_DIRECTIONS_
Identify each line holding the string "viability" and copy it.

_PROVIDED ENTRIES_

------------------------------------------------

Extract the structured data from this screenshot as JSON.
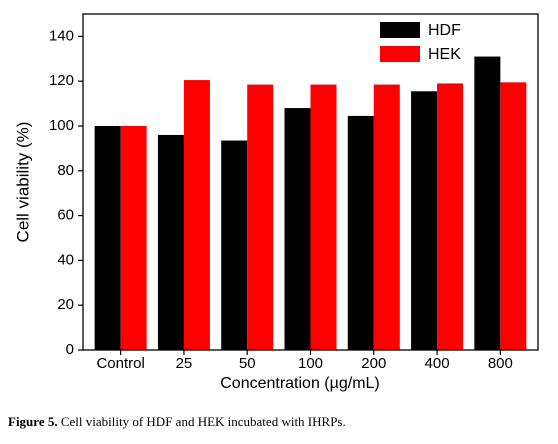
{
  "chart_data": {
    "type": "bar",
    "x_label": "Concentration (µg/mL)",
    "y_label": "Cell viability (%)",
    "categories": [
      "Control",
      "25",
      "50",
      "100",
      "200",
      "400",
      "800"
    ],
    "series": [
      {
        "name": "HDF",
        "color": "#000000",
        "values": [
          100,
          96,
          93.5,
          108,
          104.5,
          115.5,
          131
        ]
      },
      {
        "name": "HEK",
        "color": "#ff0000",
        "values": [
          100,
          120.5,
          118.5,
          118.5,
          118.5,
          119,
          119.5
        ]
      }
    ],
    "ylim": [
      0,
      150
    ],
    "yticks": [
      0,
      20,
      40,
      60,
      80,
      100,
      120,
      140
    ],
    "legend": "upper right"
  },
  "caption": {
    "label": "Figure 5.",
    "text": "Cell viability of HDF and HEK incubated with IHRPs."
  }
}
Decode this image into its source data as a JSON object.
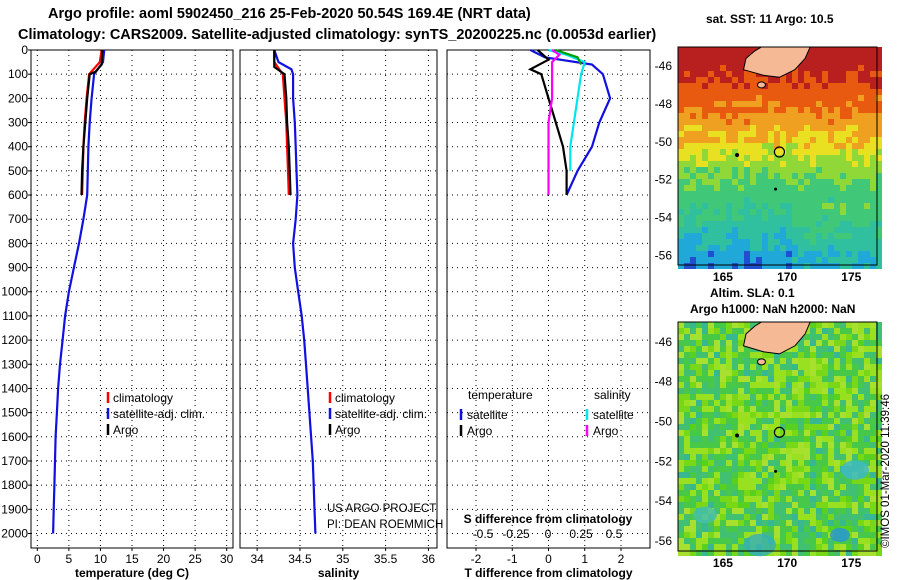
{
  "header": {
    "line1": "Argo profile: aoml 5902450_216 25-Feb-2020 50.54S 169.4E (NRT data)",
    "line2": "Climatology: CARS2009. Satellite-adjusted climatology: synTS_20200225.nc (0.0053d earlier)"
  },
  "colors": {
    "climatology": "#ff0000",
    "satellite": "#1010e0",
    "argo": "#000000",
    "sat_salinity": "#00e5ee",
    "argo_salinity": "#ff00ff",
    "land": "#f6b995"
  },
  "credit": "©IMOS 01-Mar-2020 11:39:46",
  "chart_data": [
    {
      "id": "temperature",
      "type": "line",
      "xlabel": "temperature (deg C)",
      "xlim": [
        -1,
        31
      ],
      "xticks": [
        "0",
        "5",
        "10",
        "15",
        "20",
        "25",
        "30"
      ],
      "xtick_values": [
        0,
        5,
        10,
        15,
        20,
        25,
        30
      ],
      "ylim": [
        0,
        2060
      ],
      "yticks": [
        "0",
        "100",
        "200",
        "300",
        "400",
        "500",
        "600",
        "700",
        "800",
        "900",
        "1000",
        "1100",
        "1200",
        "1300",
        "1400",
        "1500",
        "1600",
        "1700",
        "1800",
        "1900",
        "2000"
      ],
      "ytick_values": [
        0,
        100,
        200,
        300,
        400,
        500,
        600,
        700,
        800,
        900,
        1000,
        1100,
        1200,
        1300,
        1400,
        1500,
        1600,
        1700,
        1800,
        1900,
        2000
      ],
      "series": [
        {
          "name": "climatology",
          "color": "#ff0000",
          "points": [
            [
              10.2,
              0
            ],
            [
              9.9,
              50
            ],
            [
              8.2,
              100
            ],
            [
              7.8,
              200
            ],
            [
              7.5,
              300
            ],
            [
              7.3,
              400
            ],
            [
              7.2,
              500
            ],
            [
              7.1,
              600
            ]
          ]
        },
        {
          "name": "satellite-adj. clim.",
          "color": "#1010e0",
          "points": [
            [
              10.6,
              0
            ],
            [
              10.4,
              50
            ],
            [
              9.0,
              100
            ],
            [
              8.6,
              200
            ],
            [
              8.3,
              300
            ],
            [
              8.1,
              400
            ],
            [
              8.0,
              500
            ],
            [
              7.9,
              600
            ],
            [
              7.3,
              700
            ],
            [
              6.6,
              800
            ],
            [
              5.8,
              900
            ],
            [
              5.0,
              1000
            ],
            [
              4.4,
              1100
            ],
            [
              4.0,
              1200
            ],
            [
              3.6,
              1300
            ],
            [
              3.3,
              1400
            ],
            [
              3.1,
              1500
            ],
            [
              2.9,
              1600
            ],
            [
              2.8,
              1700
            ],
            [
              2.7,
              1800
            ],
            [
              2.6,
              1900
            ],
            [
              2.5,
              2000
            ]
          ]
        },
        {
          "name": "Argo",
          "color": "#000000",
          "points": [
            [
              10.3,
              0
            ],
            [
              10.2,
              60
            ],
            [
              9.2,
              90
            ],
            [
              8.3,
              100
            ],
            [
              7.9,
              200
            ],
            [
              7.6,
              300
            ],
            [
              7.3,
              400
            ],
            [
              7.1,
              500
            ],
            [
              7.0,
              600
            ]
          ]
        }
      ],
      "legend": {
        "position": "middle-right",
        "items": [
          {
            "label": "climatology",
            "color": "#ff0000"
          },
          {
            "label": "satellite-adj. clim.",
            "color": "#1010e0"
          },
          {
            "label": "Argo",
            "color": "#000000"
          }
        ]
      }
    },
    {
      "id": "salinity",
      "type": "line",
      "xlabel": "salinity",
      "xlim": [
        33.8,
        36.1
      ],
      "xticks": [
        "34",
        "34.5",
        "35",
        "35.5",
        "36"
      ],
      "xtick_values": [
        34,
        34.5,
        35,
        35.5,
        36
      ],
      "ylim": [
        0,
        2060
      ],
      "series": [
        {
          "name": "climatology",
          "color": "#ff0000",
          "points": [
            [
              34.2,
              0
            ],
            [
              34.2,
              50
            ],
            [
              34.3,
              100
            ],
            [
              34.32,
              200
            ],
            [
              34.34,
              300
            ],
            [
              34.35,
              400
            ],
            [
              34.36,
              500
            ],
            [
              34.37,
              600
            ]
          ]
        },
        {
          "name": "satellite-adj. clim.",
          "color": "#1010e0",
          "points": [
            [
              34.2,
              0
            ],
            [
              34.25,
              50
            ],
            [
              34.4,
              80
            ],
            [
              34.42,
              100
            ],
            [
              34.42,
              200
            ],
            [
              34.44,
              300
            ],
            [
              34.45,
              400
            ],
            [
              34.46,
              500
            ],
            [
              34.47,
              600
            ],
            [
              34.45,
              700
            ],
            [
              34.42,
              800
            ],
            [
              34.44,
              900
            ],
            [
              34.48,
              1000
            ],
            [
              34.52,
              1100
            ],
            [
              34.55,
              1200
            ],
            [
              34.57,
              1300
            ],
            [
              34.59,
              1400
            ],
            [
              34.61,
              1500
            ],
            [
              34.63,
              1600
            ],
            [
              34.65,
              1700
            ],
            [
              34.66,
              1800
            ],
            [
              34.67,
              1900
            ],
            [
              34.68,
              2000
            ]
          ]
        },
        {
          "name": "Argo",
          "color": "#000000",
          "points": [
            [
              34.2,
              0
            ],
            [
              34.2,
              70
            ],
            [
              34.32,
              100
            ],
            [
              34.34,
              200
            ],
            [
              34.35,
              300
            ],
            [
              34.37,
              400
            ],
            [
              34.38,
              500
            ],
            [
              34.39,
              600
            ]
          ]
        }
      ],
      "legend": {
        "position": "middle-right",
        "items": [
          {
            "label": "climatology",
            "color": "#ff0000"
          },
          {
            "label": "satellite-adj. clim.",
            "color": "#1010e0"
          },
          {
            "label": "Argo",
            "color": "#000000"
          }
        ]
      },
      "annotation_lines": [
        "US ARGO PROJECT",
        "PI: DEAN ROEMMICH"
      ]
    },
    {
      "id": "difference",
      "type": "line",
      "xlabel": "T difference from climatology",
      "xlabel_top": "S difference from climatology",
      "xlim": [
        -2.8,
        2.8
      ],
      "xticks": [
        "-2",
        "-1",
        "0",
        "1",
        "2"
      ],
      "xtick_values": [
        -2,
        -1,
        0,
        1,
        2
      ],
      "xticks_top": [
        "-0.5",
        "-0.25",
        "0",
        "0.25",
        "0.5"
      ],
      "xticks_top_values": [
        -0.5,
        -0.25,
        0,
        0.25,
        0.5
      ],
      "ylim": [
        0,
        2060
      ],
      "series": [
        {
          "name": "satellite (temperature)",
          "color": "#1010e0",
          "points": [
            [
              -0.5,
              0
            ],
            [
              -0.1,
              30
            ],
            [
              1.2,
              60
            ],
            [
              1.5,
              100
            ],
            [
              1.7,
              200
            ],
            [
              1.4,
              300
            ],
            [
              1.2,
              400
            ],
            [
              0.8,
              500
            ],
            [
              0.5,
              600
            ]
          ]
        },
        {
          "name": "Argo (temperature)",
          "color": "#000000",
          "points": [
            [
              -0.3,
              0
            ],
            [
              0.0,
              40
            ],
            [
              -0.5,
              80
            ],
            [
              -0.2,
              100
            ],
            [
              0.0,
              200
            ],
            [
              0.2,
              300
            ],
            [
              0.4,
              400
            ],
            [
              0.5,
              500
            ],
            [
              0.5,
              600
            ]
          ]
        },
        {
          "name": "satellite (salinity)",
          "color": "#00e5ee",
          "points": [
            [
              0.0,
              0
            ],
            [
              0.5,
              20
            ],
            [
              1.0,
              50
            ],
            [
              0.9,
              100
            ],
            [
              0.8,
              200
            ],
            [
              0.7,
              300
            ],
            [
              0.6,
              400
            ],
            [
              0.6,
              500
            ]
          ]
        },
        {
          "name": "Argo (salinity)",
          "color": "#ff00ff",
          "points": [
            [
              0.1,
              0
            ],
            [
              0.3,
              20
            ],
            [
              0.1,
              50
            ],
            [
              0.1,
              100
            ],
            [
              0.1,
              200
            ],
            [
              0.0,
              300
            ],
            [
              0.0,
              400
            ],
            [
              0.0,
              500
            ],
            [
              0.0,
              600
            ]
          ]
        },
        {
          "name": "Argo (salinity, green)",
          "color": "#00a000",
          "points": [
            [
              0.2,
              0
            ],
            [
              0.8,
              30
            ],
            [
              0.9,
              60
            ]
          ]
        }
      ],
      "legend": {
        "position": "middle",
        "headers": [
          "temperature",
          "salinity"
        ],
        "items": [
          {
            "label": "satellite",
            "color": "#1010e0",
            "column": "temperature"
          },
          {
            "label": "Argo",
            "color": "#000000",
            "column": "temperature"
          },
          {
            "label": "satellite",
            "color": "#00e5ee",
            "column": "salinity"
          },
          {
            "label": "Argo",
            "color": "#ff00ff",
            "column": "salinity"
          }
        ]
      }
    }
  ],
  "maps": [
    {
      "id": "sst-map",
      "title": "sat. SST: 11 Argo: 10.5",
      "type": "heatmap",
      "xticks": [
        "165",
        "170",
        "175"
      ],
      "xtick_values": [
        165,
        170,
        175
      ],
      "yticks": [
        "-46",
        "-48",
        "-50",
        "-52",
        "-54",
        "-56"
      ],
      "ytick_values": [
        -46,
        -48,
        -50,
        -52,
        -54,
        -56
      ],
      "lon_range": [
        161.5,
        177
      ],
      "lat_range": [
        -56.5,
        -45
      ],
      "float_location": [
        169.4,
        -50.54
      ]
    },
    {
      "id": "sla-map",
      "title_lines": [
        "Altim. SLA: 0.1",
        "Argo h1000: NaN h2000: NaN"
      ],
      "type": "heatmap",
      "xticks": [
        "165",
        "170",
        "175"
      ],
      "xtick_values": [
        165,
        170,
        175
      ],
      "yticks": [
        "-46",
        "-48",
        "-50",
        "-52",
        "-54",
        "-56"
      ],
      "ytick_values": [
        -46,
        -48,
        -50,
        -52,
        -54,
        -56
      ],
      "lon_range": [
        161.5,
        177
      ],
      "lat_range": [
        -56.5,
        -45
      ],
      "float_location": [
        169.4,
        -50.54
      ]
    }
  ]
}
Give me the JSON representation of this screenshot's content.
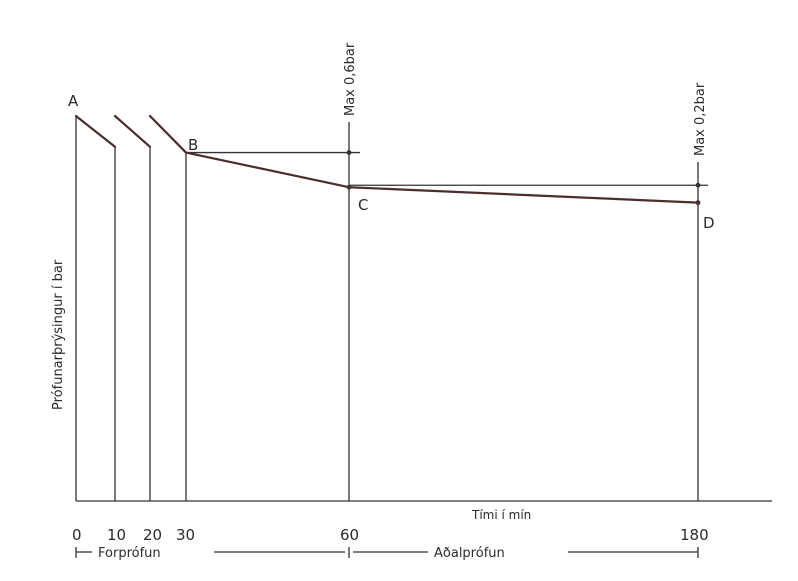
{
  "chart_data": {
    "type": "line",
    "title": "",
    "xlabel": "Tími í mín",
    "ylabel": "Prófunarþrýsingur í bar",
    "x_ticks": [
      "0",
      "10",
      "20",
      "30",
      "60",
      "180"
    ],
    "point_labels": {
      "A": "A",
      "B": "B",
      "C": "C",
      "D": "D"
    },
    "annotations": {
      "max_06": "Max 0,6bar",
      "max_02": "Max 0,2bar"
    },
    "phases": {
      "pre_test": "Forprófun",
      "main_test": "Aðalprófun"
    },
    "series": [
      {
        "values": [
          {
            "label": "A",
            "x": 0,
            "y": 1.0
          },
          {
            "x": 10,
            "y": 0.92
          },
          {
            "x": 20,
            "y": 0.92
          },
          {
            "label": "B",
            "x": 30,
            "y": 0.905
          },
          {
            "label": "C",
            "x": 60,
            "y": 0.815
          },
          {
            "label": "D",
            "x": 180,
            "y": 0.775
          }
        ]
      }
    ]
  },
  "colors": {
    "axis": "#333333",
    "curve": "#4a2e2e",
    "text": "#2b2b2b"
  }
}
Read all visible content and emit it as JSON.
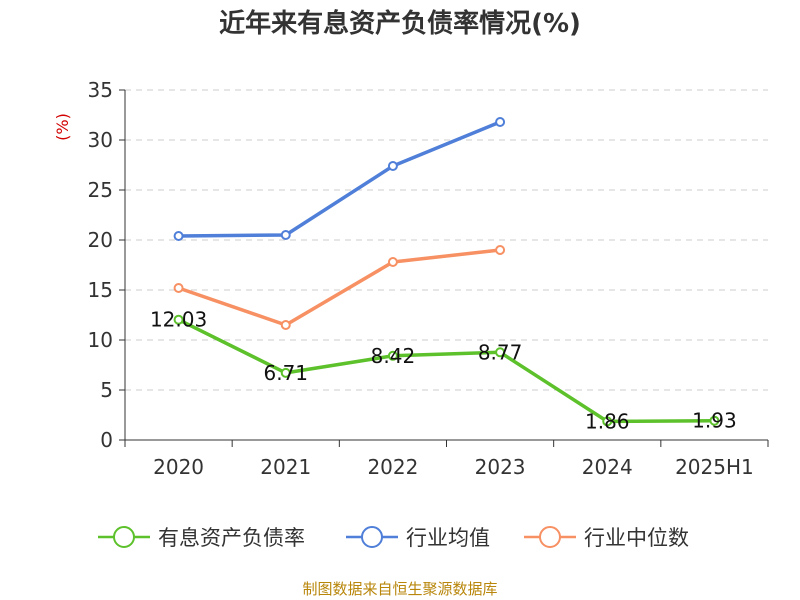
{
  "chart_data": {
    "type": "line",
    "title": "近年来有息资产负债率情况(%)",
    "ylabel": "(%)",
    "xlabel": "",
    "categories": [
      "2020",
      "2021",
      "2022",
      "2023",
      "2024",
      "2025H1"
    ],
    "ylim": [
      0,
      35
    ],
    "yticks": [
      0,
      5,
      10,
      15,
      20,
      25,
      30,
      35
    ],
    "grid": true,
    "legend_position": "bottom",
    "series": [
      {
        "name": "有息资产负债率",
        "color": "#5dc12b",
        "values": [
          12.03,
          6.71,
          8.42,
          8.77,
          1.86,
          1.93
        ],
        "labels": [
          "12.03",
          "6.71",
          "8.42",
          "8.77",
          "1.86",
          "1.93"
        ]
      },
      {
        "name": "行业均值",
        "color": "#4f7fd8",
        "values": [
          20.4,
          20.5,
          27.4,
          31.8,
          null,
          null
        ]
      },
      {
        "name": "行业中位数",
        "color": "#f79063",
        "values": [
          15.2,
          11.5,
          17.8,
          19.0,
          null,
          null
        ]
      }
    ],
    "source": "制图数据来自恒生聚源数据库"
  }
}
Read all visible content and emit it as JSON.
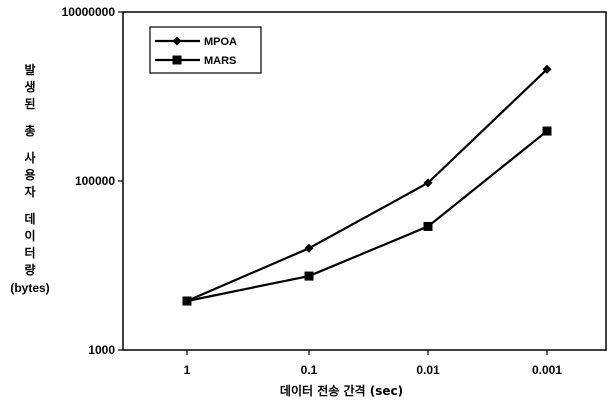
{
  "chart_data": {
    "type": "line",
    "categories": [
      "1",
      "0.1",
      "0.01",
      "0.001"
    ],
    "xlabel": "데이터 전송 간격 (sec)",
    "ylabel": "발생된 총 사용자 데이터량 (bytes)",
    "ylabel_lines": [
      "발",
      "생",
      "된",
      "",
      "총",
      "",
      "사",
      "용",
      "자",
      "",
      "데",
      "이",
      "터",
      "량"
    ],
    "ylabel_unit": "(bytes)",
    "yscale": "log",
    "ylim": [
      1000,
      10000000
    ],
    "yticks": [
      "1000",
      "100000",
      "10000000"
    ],
    "grid": false,
    "legend_position": "top-left",
    "series": [
      {
        "name": "MPOA",
        "marker": "diamond",
        "color": "#000000",
        "values": [
          3800,
          16000,
          95000,
          2100000
        ]
      },
      {
        "name": "MARS",
        "marker": "square",
        "color": "#000000",
        "values": [
          3800,
          7500,
          29000,
          390000
        ]
      }
    ]
  }
}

------------------------------------------------

_WORKED SOLUTION_
    "y_label": "Cell viability (%)",
    "text": "Cell viability of HDF and HEK incubated with IHRPs."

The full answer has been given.